> [ENTRIES PROVIDED]:

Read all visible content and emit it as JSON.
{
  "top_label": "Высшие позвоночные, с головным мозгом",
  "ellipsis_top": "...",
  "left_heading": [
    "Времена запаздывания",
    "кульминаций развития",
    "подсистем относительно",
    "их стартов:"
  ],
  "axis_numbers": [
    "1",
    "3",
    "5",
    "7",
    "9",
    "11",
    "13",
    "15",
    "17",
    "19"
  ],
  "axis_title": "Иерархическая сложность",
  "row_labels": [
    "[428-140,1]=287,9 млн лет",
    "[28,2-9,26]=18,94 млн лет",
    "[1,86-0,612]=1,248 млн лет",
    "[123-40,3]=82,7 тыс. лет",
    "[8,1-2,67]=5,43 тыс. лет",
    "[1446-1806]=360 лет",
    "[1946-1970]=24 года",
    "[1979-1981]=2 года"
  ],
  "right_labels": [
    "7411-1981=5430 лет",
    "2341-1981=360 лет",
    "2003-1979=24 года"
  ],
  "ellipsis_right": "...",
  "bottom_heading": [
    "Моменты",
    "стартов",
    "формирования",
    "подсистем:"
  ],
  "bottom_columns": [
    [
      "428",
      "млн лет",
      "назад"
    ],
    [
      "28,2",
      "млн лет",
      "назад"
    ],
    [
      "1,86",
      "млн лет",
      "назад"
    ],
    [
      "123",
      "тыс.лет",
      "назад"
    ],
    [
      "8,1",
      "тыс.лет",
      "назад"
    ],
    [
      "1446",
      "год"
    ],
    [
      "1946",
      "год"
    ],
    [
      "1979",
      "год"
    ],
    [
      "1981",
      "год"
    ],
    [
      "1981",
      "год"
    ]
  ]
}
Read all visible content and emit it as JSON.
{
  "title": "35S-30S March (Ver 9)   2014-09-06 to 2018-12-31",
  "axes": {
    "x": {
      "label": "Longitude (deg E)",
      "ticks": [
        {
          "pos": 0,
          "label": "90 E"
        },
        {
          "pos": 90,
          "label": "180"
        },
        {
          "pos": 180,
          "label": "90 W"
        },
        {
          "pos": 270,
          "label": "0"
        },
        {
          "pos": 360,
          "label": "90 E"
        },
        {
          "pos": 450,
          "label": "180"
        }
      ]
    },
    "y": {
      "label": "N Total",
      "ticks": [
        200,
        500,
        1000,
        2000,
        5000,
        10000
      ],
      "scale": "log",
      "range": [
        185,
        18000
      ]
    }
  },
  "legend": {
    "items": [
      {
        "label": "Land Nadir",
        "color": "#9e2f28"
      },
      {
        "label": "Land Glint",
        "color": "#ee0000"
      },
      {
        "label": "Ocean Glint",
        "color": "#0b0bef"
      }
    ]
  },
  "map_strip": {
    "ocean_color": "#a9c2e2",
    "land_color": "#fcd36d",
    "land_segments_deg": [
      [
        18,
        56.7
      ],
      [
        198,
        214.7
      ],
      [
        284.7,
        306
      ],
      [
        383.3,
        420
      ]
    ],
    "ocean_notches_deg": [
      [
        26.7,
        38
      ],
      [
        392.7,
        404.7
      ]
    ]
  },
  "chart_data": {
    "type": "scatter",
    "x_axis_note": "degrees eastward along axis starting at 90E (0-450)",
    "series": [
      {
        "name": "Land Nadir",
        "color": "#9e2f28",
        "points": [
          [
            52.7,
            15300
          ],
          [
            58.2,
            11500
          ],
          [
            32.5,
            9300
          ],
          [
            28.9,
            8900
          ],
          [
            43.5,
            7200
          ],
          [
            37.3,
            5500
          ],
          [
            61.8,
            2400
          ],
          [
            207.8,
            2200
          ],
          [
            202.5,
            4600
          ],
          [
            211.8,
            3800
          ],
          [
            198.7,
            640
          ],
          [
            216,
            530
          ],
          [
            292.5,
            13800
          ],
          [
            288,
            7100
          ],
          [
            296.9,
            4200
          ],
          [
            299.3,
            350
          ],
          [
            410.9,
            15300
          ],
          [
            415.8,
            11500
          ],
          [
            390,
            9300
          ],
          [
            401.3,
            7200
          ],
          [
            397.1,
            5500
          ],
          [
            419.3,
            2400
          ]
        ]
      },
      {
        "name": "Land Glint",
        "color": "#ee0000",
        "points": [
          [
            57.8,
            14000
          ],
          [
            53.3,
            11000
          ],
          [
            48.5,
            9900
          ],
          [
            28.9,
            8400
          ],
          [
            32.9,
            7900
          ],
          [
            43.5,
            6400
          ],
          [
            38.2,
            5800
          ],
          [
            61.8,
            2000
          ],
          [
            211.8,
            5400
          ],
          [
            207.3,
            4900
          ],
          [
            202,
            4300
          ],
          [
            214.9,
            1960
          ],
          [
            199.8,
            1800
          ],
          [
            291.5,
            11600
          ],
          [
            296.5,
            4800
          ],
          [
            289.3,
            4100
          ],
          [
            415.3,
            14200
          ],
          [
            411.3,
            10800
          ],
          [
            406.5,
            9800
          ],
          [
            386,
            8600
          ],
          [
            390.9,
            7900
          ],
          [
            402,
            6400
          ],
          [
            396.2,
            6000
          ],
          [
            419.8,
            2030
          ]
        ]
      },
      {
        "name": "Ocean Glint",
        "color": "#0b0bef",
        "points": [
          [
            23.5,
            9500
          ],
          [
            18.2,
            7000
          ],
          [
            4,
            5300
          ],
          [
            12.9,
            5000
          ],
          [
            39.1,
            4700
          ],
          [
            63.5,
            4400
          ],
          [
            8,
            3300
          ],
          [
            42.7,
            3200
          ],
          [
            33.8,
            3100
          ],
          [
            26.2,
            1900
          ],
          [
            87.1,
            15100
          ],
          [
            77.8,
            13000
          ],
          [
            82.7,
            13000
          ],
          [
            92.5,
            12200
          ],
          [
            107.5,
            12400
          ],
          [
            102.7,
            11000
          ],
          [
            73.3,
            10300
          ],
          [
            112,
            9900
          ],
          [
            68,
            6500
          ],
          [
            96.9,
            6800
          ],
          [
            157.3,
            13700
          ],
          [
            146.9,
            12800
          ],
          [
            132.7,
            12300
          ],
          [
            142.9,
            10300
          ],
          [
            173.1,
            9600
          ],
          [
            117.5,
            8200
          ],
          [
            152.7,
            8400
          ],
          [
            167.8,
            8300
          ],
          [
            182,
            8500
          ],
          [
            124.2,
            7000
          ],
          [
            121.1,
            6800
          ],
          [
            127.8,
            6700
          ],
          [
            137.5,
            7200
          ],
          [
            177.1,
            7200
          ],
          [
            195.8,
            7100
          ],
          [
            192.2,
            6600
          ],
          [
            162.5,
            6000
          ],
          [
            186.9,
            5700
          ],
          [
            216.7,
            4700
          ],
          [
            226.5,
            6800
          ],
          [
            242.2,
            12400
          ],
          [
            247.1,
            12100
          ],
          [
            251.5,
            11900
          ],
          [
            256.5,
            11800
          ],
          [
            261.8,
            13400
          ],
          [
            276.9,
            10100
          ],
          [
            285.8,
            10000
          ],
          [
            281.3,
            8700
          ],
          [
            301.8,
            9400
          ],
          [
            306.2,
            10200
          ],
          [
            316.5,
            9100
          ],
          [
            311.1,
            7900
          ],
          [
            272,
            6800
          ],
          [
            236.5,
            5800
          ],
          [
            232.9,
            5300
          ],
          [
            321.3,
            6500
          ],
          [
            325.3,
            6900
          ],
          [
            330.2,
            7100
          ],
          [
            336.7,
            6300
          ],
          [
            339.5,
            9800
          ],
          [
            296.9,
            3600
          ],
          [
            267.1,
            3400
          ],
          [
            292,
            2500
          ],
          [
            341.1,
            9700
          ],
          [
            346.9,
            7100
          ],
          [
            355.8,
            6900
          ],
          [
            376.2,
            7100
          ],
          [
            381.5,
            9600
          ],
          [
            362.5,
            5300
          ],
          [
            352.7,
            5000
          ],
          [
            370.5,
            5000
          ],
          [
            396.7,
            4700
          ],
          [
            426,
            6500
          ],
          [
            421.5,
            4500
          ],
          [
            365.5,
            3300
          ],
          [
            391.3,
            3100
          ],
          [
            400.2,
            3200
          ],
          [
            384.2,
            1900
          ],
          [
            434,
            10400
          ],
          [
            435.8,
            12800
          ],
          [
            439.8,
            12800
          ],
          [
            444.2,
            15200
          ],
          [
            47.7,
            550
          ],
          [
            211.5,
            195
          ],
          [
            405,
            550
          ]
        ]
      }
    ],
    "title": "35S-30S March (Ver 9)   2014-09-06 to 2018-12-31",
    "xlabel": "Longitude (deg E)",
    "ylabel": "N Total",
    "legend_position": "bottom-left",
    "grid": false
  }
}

> [REQUIREMENT]: Identify and copy all lines with the word "Glint".

> [THE OUTPUT]:
        "label": "Land Glint",
        "label": "Ocean Glint",
        "name": "Land Glint",
        "name": "Ocean Glint",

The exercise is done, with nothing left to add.